#### [分析用本文]
• • • • • • •
「こうなったら……チェスで決めようぜ」
長時間の睨み合いの末、私は言った。これは、先日の会議の出来事である。
我々ストレンジ・エレクトリック・ドリームズは、メンバーふたりでストップモーションアニメーションを制作するちょっと奇妙なロックバンドだ。
普段はのらりくらりと生きているのだが、ことバンド活動においては、お互いに自分の意見を絶対に曲げないため、会議の際は激しい罵り合い意見交換になることも、珍しくはない。
この日も、意見がぶつかった。
「この背景の色は白にしようか、それとも黒にしようか」と言った些細なものであったが、見事に意見が割れたのである。我らが制作する物語の主人公であるベラとプッピスもふたりでバンド活動をしているが、こちらのストレンジ・エレクトリック・ドリームズもメンバーはふたり。意見が対立した場合、多数決で決定するということはできないのだ。
• • • • • • •
#### [データ]
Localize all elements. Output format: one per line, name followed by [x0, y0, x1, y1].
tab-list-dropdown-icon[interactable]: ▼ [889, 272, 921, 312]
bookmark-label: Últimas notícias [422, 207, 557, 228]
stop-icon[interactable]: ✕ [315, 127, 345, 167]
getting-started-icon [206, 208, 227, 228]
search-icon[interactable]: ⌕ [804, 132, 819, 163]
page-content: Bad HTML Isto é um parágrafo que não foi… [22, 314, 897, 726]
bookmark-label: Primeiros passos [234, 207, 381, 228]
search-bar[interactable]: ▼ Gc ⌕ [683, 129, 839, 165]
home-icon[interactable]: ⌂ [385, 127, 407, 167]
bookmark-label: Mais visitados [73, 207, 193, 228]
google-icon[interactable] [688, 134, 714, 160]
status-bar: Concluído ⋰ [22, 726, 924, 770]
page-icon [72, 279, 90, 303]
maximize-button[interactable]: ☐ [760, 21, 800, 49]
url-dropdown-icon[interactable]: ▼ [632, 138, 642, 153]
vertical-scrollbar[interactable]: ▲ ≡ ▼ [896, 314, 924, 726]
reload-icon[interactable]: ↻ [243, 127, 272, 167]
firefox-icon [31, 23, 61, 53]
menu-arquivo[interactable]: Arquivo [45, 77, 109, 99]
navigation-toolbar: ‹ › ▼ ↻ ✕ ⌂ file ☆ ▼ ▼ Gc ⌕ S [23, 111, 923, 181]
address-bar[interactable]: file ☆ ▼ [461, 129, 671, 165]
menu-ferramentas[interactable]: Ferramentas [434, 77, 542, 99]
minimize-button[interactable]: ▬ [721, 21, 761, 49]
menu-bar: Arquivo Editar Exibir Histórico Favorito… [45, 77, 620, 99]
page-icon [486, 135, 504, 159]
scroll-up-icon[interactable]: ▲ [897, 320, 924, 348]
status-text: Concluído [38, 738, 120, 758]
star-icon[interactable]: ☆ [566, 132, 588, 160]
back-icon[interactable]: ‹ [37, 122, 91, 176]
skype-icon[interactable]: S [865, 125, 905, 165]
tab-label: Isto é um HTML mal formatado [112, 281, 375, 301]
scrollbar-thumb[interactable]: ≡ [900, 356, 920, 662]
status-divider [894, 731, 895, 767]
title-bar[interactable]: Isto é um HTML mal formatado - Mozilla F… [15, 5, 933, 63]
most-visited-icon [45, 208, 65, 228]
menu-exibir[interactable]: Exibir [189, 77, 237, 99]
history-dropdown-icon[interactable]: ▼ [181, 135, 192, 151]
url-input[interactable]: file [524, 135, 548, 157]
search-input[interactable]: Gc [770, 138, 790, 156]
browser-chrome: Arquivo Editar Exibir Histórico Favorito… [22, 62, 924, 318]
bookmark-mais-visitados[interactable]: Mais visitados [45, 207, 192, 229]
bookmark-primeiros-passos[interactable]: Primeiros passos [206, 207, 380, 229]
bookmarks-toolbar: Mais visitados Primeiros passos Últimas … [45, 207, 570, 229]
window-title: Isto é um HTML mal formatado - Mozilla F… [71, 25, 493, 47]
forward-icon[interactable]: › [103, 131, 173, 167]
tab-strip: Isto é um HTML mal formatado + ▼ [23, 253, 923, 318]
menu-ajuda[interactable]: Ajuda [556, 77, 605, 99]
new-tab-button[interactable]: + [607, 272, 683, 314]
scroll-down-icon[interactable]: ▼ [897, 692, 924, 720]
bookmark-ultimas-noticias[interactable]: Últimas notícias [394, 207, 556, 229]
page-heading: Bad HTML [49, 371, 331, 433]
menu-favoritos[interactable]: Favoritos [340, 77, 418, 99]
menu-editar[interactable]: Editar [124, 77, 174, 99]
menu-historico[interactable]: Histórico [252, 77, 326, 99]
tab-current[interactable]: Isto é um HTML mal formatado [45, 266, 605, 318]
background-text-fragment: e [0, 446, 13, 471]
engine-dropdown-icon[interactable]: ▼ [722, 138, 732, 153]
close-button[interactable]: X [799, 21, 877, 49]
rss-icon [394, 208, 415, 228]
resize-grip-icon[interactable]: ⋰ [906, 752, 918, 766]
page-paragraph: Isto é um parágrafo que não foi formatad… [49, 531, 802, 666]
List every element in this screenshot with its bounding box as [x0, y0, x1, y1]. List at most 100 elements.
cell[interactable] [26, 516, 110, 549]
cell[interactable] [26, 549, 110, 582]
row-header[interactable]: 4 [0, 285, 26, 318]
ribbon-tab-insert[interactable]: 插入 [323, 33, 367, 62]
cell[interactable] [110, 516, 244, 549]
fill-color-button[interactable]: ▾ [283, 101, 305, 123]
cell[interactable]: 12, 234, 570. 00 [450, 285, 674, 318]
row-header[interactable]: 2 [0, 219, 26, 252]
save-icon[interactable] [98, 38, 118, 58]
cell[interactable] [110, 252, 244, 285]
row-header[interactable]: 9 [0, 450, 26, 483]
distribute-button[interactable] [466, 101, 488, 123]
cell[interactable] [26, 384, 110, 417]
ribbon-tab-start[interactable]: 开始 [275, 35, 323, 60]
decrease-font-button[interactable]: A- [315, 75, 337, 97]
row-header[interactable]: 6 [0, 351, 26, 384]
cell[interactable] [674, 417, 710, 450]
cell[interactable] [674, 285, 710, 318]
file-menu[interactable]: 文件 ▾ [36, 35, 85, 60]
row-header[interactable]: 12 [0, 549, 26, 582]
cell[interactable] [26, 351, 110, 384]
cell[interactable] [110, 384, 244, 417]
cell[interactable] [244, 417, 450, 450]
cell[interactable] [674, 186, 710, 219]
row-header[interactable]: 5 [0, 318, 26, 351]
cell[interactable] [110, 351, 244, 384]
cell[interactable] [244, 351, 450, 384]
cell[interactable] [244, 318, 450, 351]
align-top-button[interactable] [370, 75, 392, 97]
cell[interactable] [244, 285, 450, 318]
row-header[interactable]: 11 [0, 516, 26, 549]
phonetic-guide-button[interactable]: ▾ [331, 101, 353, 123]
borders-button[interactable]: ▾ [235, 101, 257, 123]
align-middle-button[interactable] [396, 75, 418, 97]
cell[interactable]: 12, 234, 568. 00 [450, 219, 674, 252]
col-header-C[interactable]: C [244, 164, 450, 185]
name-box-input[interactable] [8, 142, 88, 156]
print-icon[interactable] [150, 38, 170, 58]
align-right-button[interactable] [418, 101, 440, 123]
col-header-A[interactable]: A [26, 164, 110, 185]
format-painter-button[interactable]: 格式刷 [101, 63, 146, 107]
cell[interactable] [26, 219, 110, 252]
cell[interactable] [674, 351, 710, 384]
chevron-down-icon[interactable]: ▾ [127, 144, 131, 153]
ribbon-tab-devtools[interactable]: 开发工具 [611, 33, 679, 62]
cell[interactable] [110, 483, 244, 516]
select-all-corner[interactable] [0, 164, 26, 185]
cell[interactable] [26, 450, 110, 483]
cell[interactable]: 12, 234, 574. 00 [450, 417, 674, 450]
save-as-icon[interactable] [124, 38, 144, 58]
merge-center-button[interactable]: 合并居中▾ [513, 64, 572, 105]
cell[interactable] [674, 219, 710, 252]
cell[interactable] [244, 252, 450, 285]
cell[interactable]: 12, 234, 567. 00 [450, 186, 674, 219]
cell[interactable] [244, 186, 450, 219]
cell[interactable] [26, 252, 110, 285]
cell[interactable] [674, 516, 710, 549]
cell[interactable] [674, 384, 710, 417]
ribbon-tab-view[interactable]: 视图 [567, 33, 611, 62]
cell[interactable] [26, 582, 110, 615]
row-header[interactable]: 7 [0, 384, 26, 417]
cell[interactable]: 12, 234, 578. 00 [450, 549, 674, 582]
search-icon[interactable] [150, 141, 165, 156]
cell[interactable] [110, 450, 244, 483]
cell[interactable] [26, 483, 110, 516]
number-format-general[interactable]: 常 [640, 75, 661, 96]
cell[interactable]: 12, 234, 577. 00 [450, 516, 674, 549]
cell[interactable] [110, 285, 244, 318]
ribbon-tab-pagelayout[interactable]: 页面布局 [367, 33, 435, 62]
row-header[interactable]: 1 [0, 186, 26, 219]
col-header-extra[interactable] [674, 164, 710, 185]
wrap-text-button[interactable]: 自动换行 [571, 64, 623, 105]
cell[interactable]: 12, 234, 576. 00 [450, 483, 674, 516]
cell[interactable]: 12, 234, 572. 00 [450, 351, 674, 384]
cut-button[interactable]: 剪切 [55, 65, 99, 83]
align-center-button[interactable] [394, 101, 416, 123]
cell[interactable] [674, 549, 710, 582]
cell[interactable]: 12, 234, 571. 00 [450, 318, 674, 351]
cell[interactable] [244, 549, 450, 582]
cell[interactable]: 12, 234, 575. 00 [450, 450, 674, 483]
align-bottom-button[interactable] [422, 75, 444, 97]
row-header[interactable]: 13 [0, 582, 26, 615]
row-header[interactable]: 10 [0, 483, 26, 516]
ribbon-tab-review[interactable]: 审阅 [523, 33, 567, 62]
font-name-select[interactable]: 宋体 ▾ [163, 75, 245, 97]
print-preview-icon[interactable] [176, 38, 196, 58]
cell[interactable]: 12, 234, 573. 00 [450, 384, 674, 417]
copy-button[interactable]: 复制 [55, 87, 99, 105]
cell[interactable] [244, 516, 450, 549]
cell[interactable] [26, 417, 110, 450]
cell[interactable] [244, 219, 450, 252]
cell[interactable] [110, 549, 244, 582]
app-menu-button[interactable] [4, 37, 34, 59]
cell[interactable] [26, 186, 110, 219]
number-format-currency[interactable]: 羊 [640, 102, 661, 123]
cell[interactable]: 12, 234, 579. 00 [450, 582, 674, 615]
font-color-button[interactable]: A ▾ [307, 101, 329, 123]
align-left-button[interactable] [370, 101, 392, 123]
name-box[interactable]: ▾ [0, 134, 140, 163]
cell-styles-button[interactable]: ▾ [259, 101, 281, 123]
• • • • • • •
#### [問題 A]
本文の内容を二文で要約してください。
#### [問題 B]
本文によれば、このバンドで意見が対立した際に多数決で決められないのはなぜですか。一文で説明してください。
項目は本文の内容とは関係がありません。

#### [解答 A]
ストレンジ・エレクトリック・ドリームズはメンバーふたりでストップモーションアニメーションを制作するロックバンドで、バンド活動では互いに意見を曲げないため、会議が激しい意見交換になることも珍しくない。先日の会議でも背景の色を白にするか黒にするかで意見が割れ、長時間の睨み合いの末に、筆者はチェスで決めようと言った。

#### [解答 B]
メンバーがふたりしかいないため、意見がふたつに割れると多数決では決定できないからです。